+++ Provided records

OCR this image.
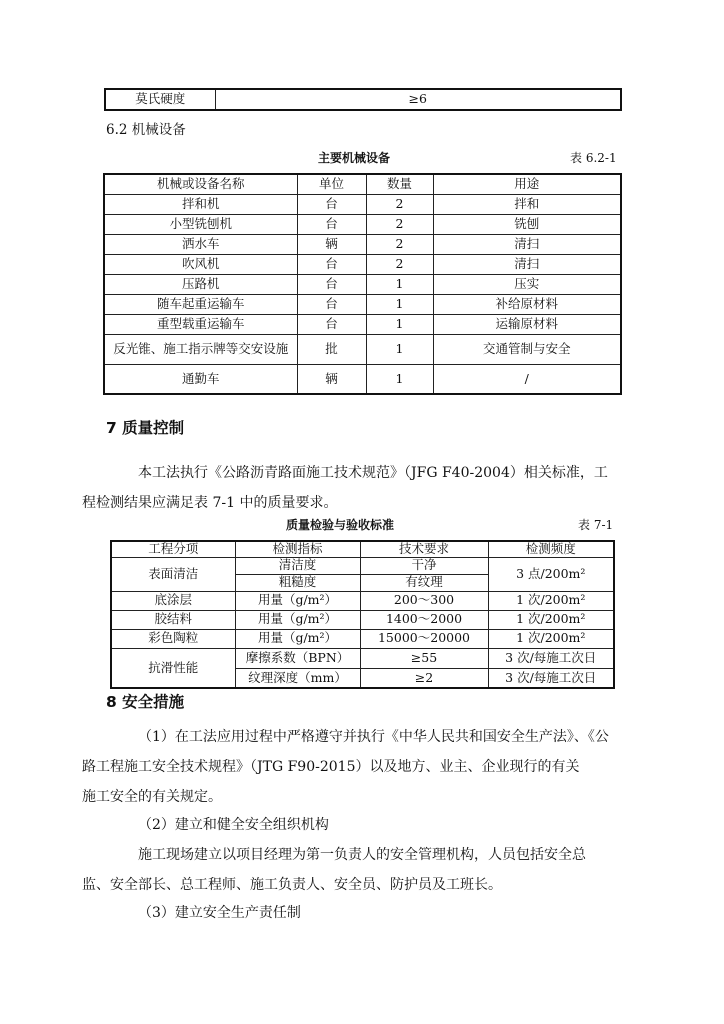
莫氏硬度	≥6
6.2 机械设备
主要机械设备	表 6.2-1
机械或设备名称	单位	数量	用途
拌和机	台	2	拌和
小型铣刨机	台	2	铣刨
洒水车	辆	2	清扫
吹风机	台	2	清扫
压路机	台	1	压实
随车起重运输车	台	1	补给原材料
重型载重运输车	台	1	运输原材料
反光锥、施工指示牌等交安设施	批	1	交通管制与安全
通勤车	辆	1	/
7 质量控制
本工法执行《公路沥青路面施工技术规范》（JFG F40-2004）相关标准，工
程检测结果应满足表 7-1 中的质量要求。
质量检验与验收标准	表 7-1
工程分项	检测指标	技术要求	检测频度
表面清洁	清洁度	干净	3 点/200m²
	粗糙度	有纹理	
底涂层	用量（g/m²）	200～300	1 次/200m²
胶结料	用量（g/m²）	1400～2000	1 次/200m²
彩色陶粒	用量（g/m²）	15000～20000	1 次/200m²
抗滑性能	摩擦系数（BPN）	≥55	3 次/每施工次日
	纹理深度（mm）	≥2	3 次/每施工次日
8 安全措施
（1）在工法应用过程中严格遵守并执行《中华人民共和国安全生产法》、《公
路工程施工安全技术规程》（JTG F90-2015）以及地方、业主、企业现行的有关
施工安全的有关规定。
（2）建立和健全安全组织机构
施工现场建立以项目经理为第一负责人的安全管理机构，人员包括安全总
监、安全部长、总工程师、施工负责人、安全员、防护员及工班长。
（3）建立安全生产责任制
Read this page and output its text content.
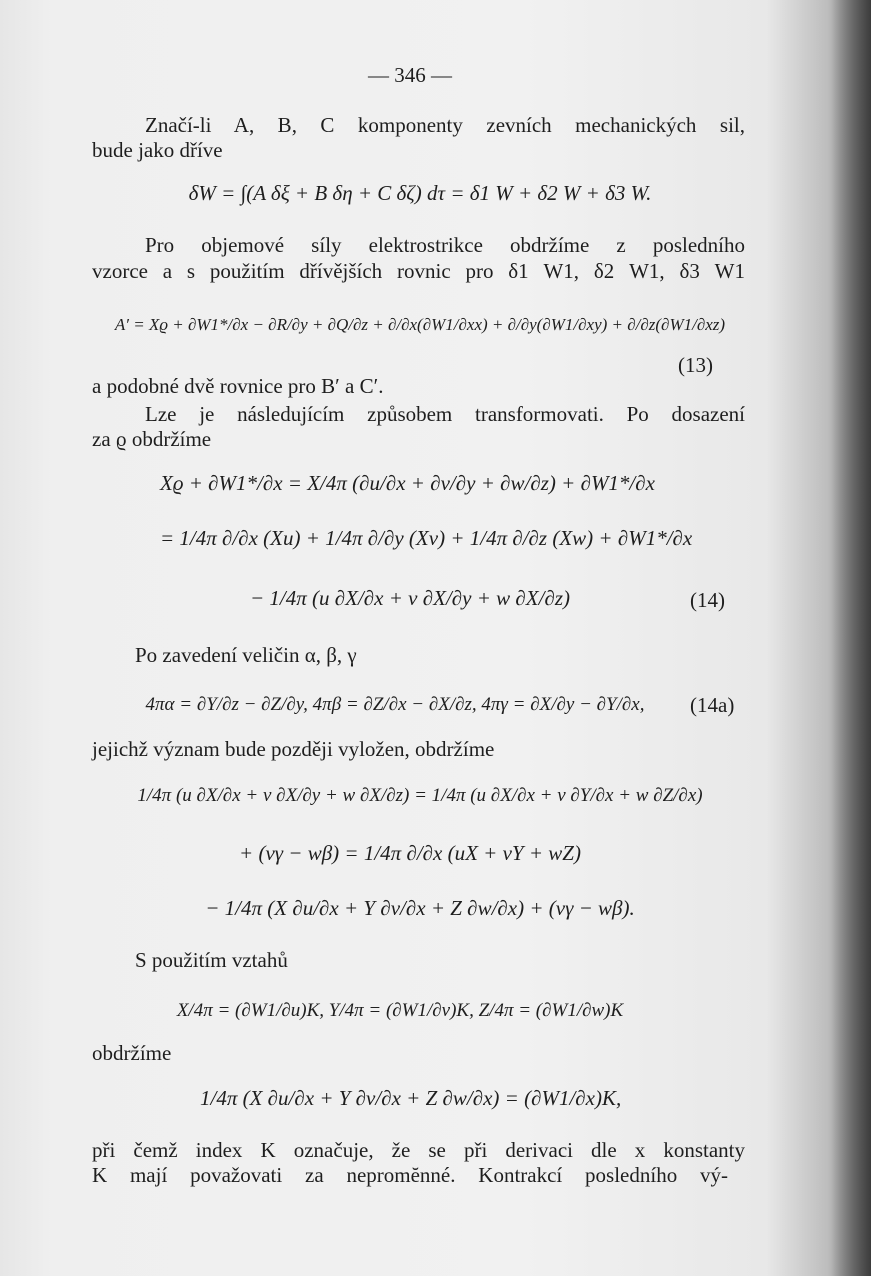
— 346 —
Značí-li A, B, C komponenty zevních mechanických sil,
bude jako dříve
δW = ∫(A δξ + B δη + C δζ) dτ = δ1 W + δ2 W + δ3 W.
Pro objemové síly elektrostrikce obdržíme z posledního
vzorce a s použitím dřívějších rovnic pro δ1 W1, δ2 W1, δ3 W1
A′ = Xϱ + ∂W1*/∂x − ∂R/∂y + ∂Q/∂z + ∂/∂x(∂W1/∂xx) + ∂/∂y(∂W1/∂xy) + ∂/∂z(∂W1/∂xz)
(13)
a podobné dvě rovnice pro B′ a C′.
Lze je následujícím způsobem transformovati. Po dosazení
za ϱ obdržíme
Xϱ + ∂W1*/∂x = X/4π (∂u/∂x + ∂v/∂y + ∂w/∂z) + ∂W1*/∂x
= 1/4π ∂/∂x (Xu) + 1/4π ∂/∂y (Xv) + 1/4π ∂/∂z (Xw) + ∂W1*/∂x
− 1/4π (u ∂X/∂x + v ∂X/∂y + w ∂X/∂z)	(14)
Po zavedení veličin α, β, γ
4πα = ∂Y/∂z − ∂Z/∂y, 4πβ = ∂Z/∂x − ∂X/∂z, 4πγ = ∂X/∂y − ∂Y/∂x,	(14a)
jejichž význam bude později vyložen, obdržíme
1/4π (u ∂X/∂x + v ∂X/∂y + w ∂X/∂z) = 1/4π (u ∂X/∂x + v ∂Y/∂x + w ∂Z/∂x)
+ (vγ − wβ) = 1/4π ∂/∂x (uX + vY + wZ)
− 1/4π (X ∂u/∂x + Y ∂v/∂x + Z ∂w/∂x) + (vγ − wβ).
S použitím vztahů
X/4π = (∂W1/∂u)K, Y/4π = (∂W1/∂v)K, Z/4π = (∂W1/∂w)K
obdržíme
1/4π (X ∂u/∂x + Y ∂v/∂x + Z ∂w/∂x) = (∂W1/∂x)K,
při čemž index K označuje, že se při derivaci dle x konstanty
K mají považovati za nepromĕnné. Kontrakcí posledního vý-
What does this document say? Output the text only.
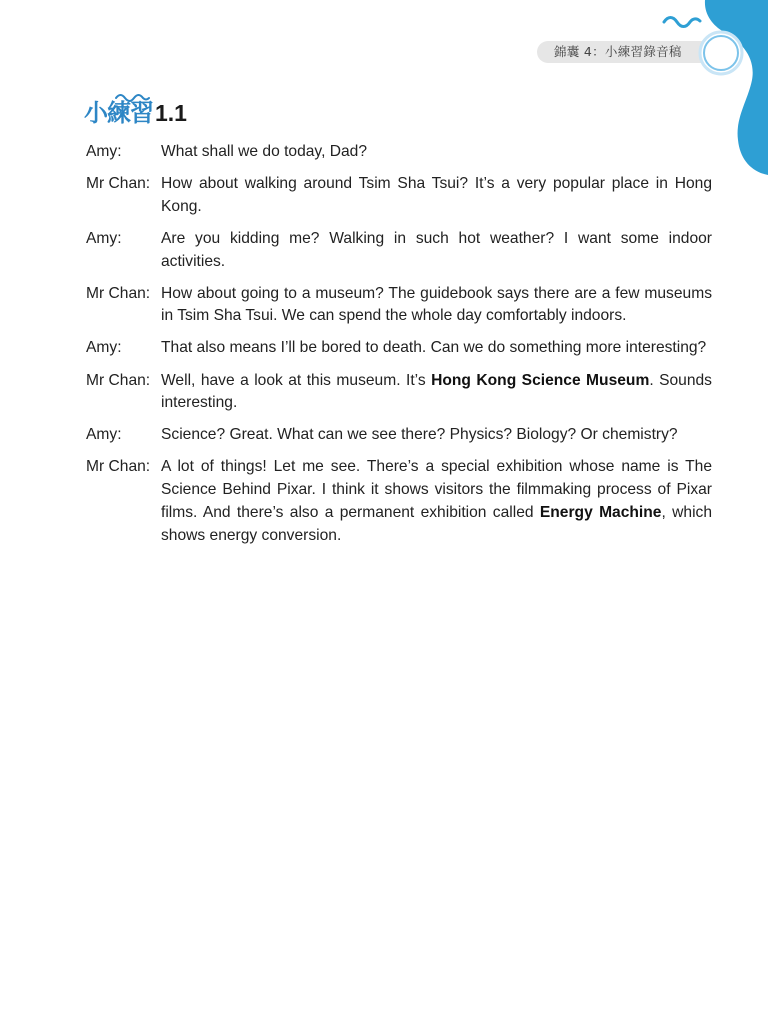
錦囊 4：小練習錄音稿
小練習 1.1
Amy:	What shall we do today, Dad?
Mr Chan: How about walking around Tsim Sha Tsui? It’s a very popular place in Hong Kong.
Amy:	Are you kidding me? Walking in such hot weather? I want some indoor activities.
Mr Chan: How about going to a museum? The guidebook says there are a few museums in Tsim Sha Tsui. We can spend the whole day comfortably indoors.
Amy:	That also means I’ll be bored to death. Can we do something more interesting?
Mr Chan: Well, have a look at this museum. It’s Hong Kong Science Museum. Sounds interesting.
Amy:	Science? Great. What can we see there? Physics? Biology? Or chemistry?
Mr Chan: A lot of things! Let me see. There’s a special exhibition whose name is The Science Behind Pixar. I think it shows visitors the filmmaking process of Pixar films. And there’s also a permanent exhibition called Energy Machine, which shows energy conversion.
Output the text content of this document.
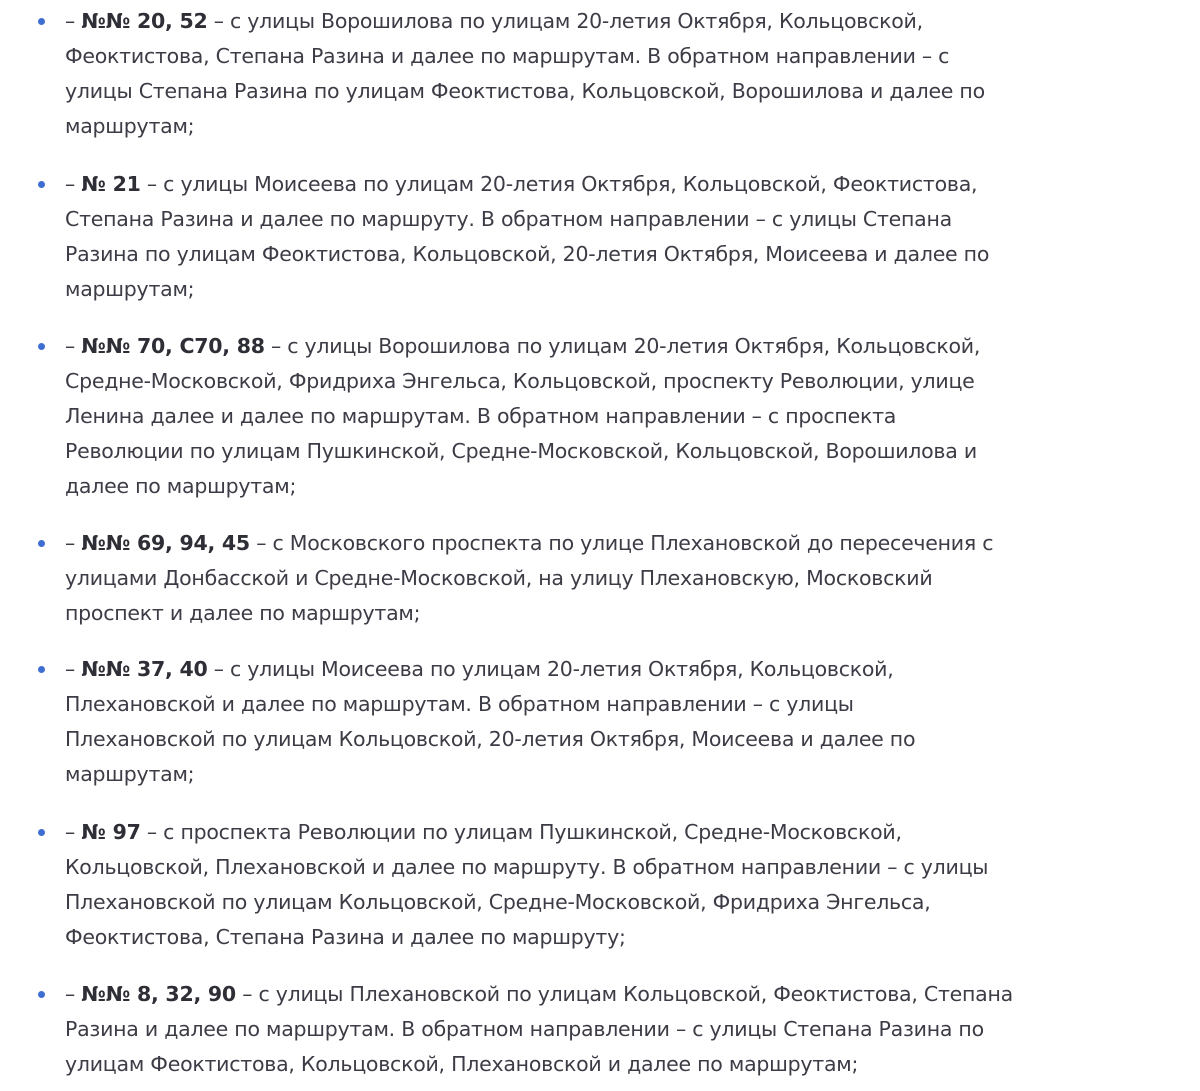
– №№ 20, 52 – с улицы Ворошилова по улицам 20-летия Октября, Кольцовской,
Феоктистова, Степана Разина и далее по маршрутам. В обратном направлении – с
улицы Степана Разина по улицам Феоктистова, Кольцовской, Ворошилова и далее по
маршрутам;

– № 21 – с улицы Моисеева по улицам 20-летия Октября, Кольцовской, Феоктистова,
Степана Разина и далее по маршруту. В обратном направлении – с улицы Степана
Разина по улицам Феоктистова, Кольцовской, 20-летия Октября, Моисеева и далее по
маршрутам;

– №№ 70, С70, 88 – с улицы Ворошилова по улицам 20-летия Октября, Кольцовской,
Средне-Московской, Фридриха Энгельса, Кольцовской, проспекту Революции, улице
Ленина далее и далее по маршрутам. В обратном направлении – с проспекта
Революции по улицам Пушкинской, Средне-Московской, Кольцовской, Ворошилова и
далее по маршрутам;

– №№ 69, 94, 45 – с Московского проспекта по улице Плехановской до пересечения с
улицами Донбасской и Средне-Московской, на улицу Плехановскую, Московский
проспект и далее по маршрутам;

– №№ 37, 40 – с улицы Моисеева по улицам 20-летия Октября, Кольцовской,
Плехановской и далее по маршрутам. В обратном направлении – с улицы
Плехановской по улицам Кольцовской, 20-летия Октября, Моисеева и далее по
маршрутам;

– № 97 – с проспекта Революции по улицам Пушкинской, Средне-Московской,
Кольцовской, Плехановской и далее по маршруту. В обратном направлении – с улицы
Плехановской по улицам Кольцовской, Средне-Московской, Фридриха Энгельса,
Феоктистова, Степана Разина и далее по маршруту;

– №№ 8, 32, 90 – с улицы Плехановской по улицам Кольцовской, Феоктистова, Степана
Разина и далее по маршрутам. В обратном направлении – с улицы Степана Разина по
улицам Феоктистова, Кольцовской, Плехановской и далее по маршрутам;
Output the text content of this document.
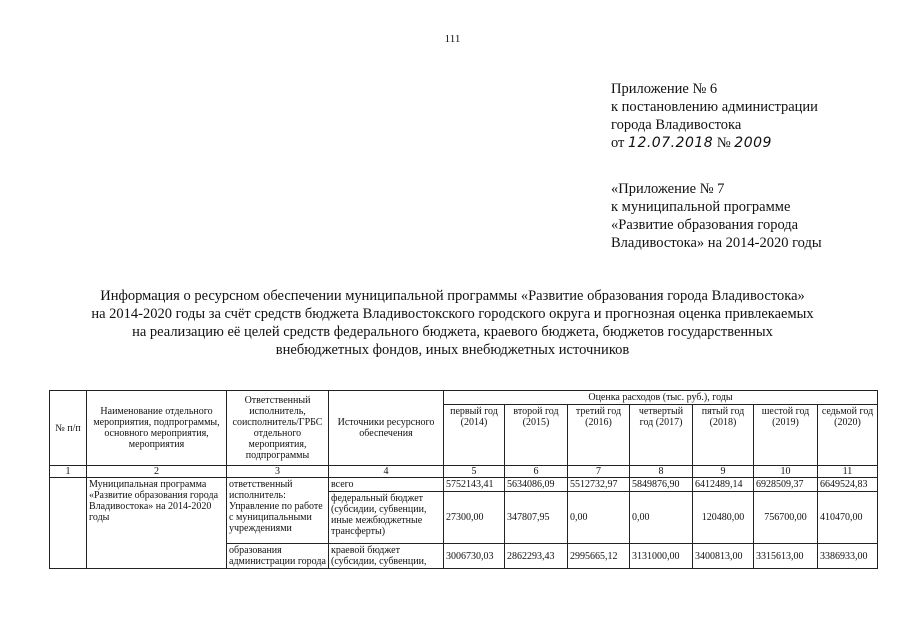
111
Приложение № 6
к постановлению администрации
города Владивостока
от 12.07.2018 № 2009
«Приложение № 7
к муниципальной программе
«Развитие образования города
Владивостока» на 2014-2020 годы
Информация о ресурсном обеспечении муниципальной программы «Развитие образования города Владивостока»
на 2014-2020 годы за счёт средств бюджета Владивостокского городского округа и прогнозная оценка привлекаемых
на реализацию её целей средств федерального бюджета, краевого бюджета, бюджетов государственных
внебюджетных фондов, иных внебюджетных источников
№ п/п	Наименование отдельного мероприятия, подпрограммы, основного мероприятия, мероприятия	Ответственный исполнитель, соисполнитель/ГРБС отдельного мероприятия, подпрограммы	Источники ресурсного обеспечения	Оценка расходов (тыс. руб.), годы						
				первый год (2014)	второй год (2015)	третий год (2016)	четвертый год (2017)	пятый год (2018)	шестой год (2019)	седьмой год (2020)
1	2	3	4	5	6	7	8	9	10	11
	Муниципальная программа «Развитие образования города Владивостока» на 2014-2020 годы	ответственный исполнитель: Управление по работе с муниципальными учреждениями	всего	5752143,41	5634086,09	5512732,97	5849876,90	6412489,14	6928509,37	6649524,83
			федеральный бюджет (субсидии, субвенции, иные межбюджетные трансферты)	27300,00	347807,95	0,00	0,00	120480,00	756700,00	410470,00
		образования администрации города	краевой бюджет (субсидии, субвенции,	3006730,03	2862293,43	2995665,12	3131000,00	3400813,00	3315613,00	3386933,00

++++++

Challenge ->
Find each line holding "летия". Copy it out.

The completed task ->
– №№ 20, 52 – с улицы Ворошилова по улицам 20-летия Октября, Кольцовской,
– № 21 – с улицы Моисеева по улицам 20-летия Октября, Кольцовской, Феоктистова,
Разина по улицам Феоктистова, Кольцовской, 20-летия Октября, Моисеева и далее по
– №№ 70, С70, 88 – с улицы Ворошилова по улицам 20-летия Октября, Кольцовской,
– №№ 37, 40 – с улицы Моисеева по улицам 20-летия Октября, Кольцовской,
Плехановской по улицам Кольцовской, 20-летия Октября, Моисеева и далее по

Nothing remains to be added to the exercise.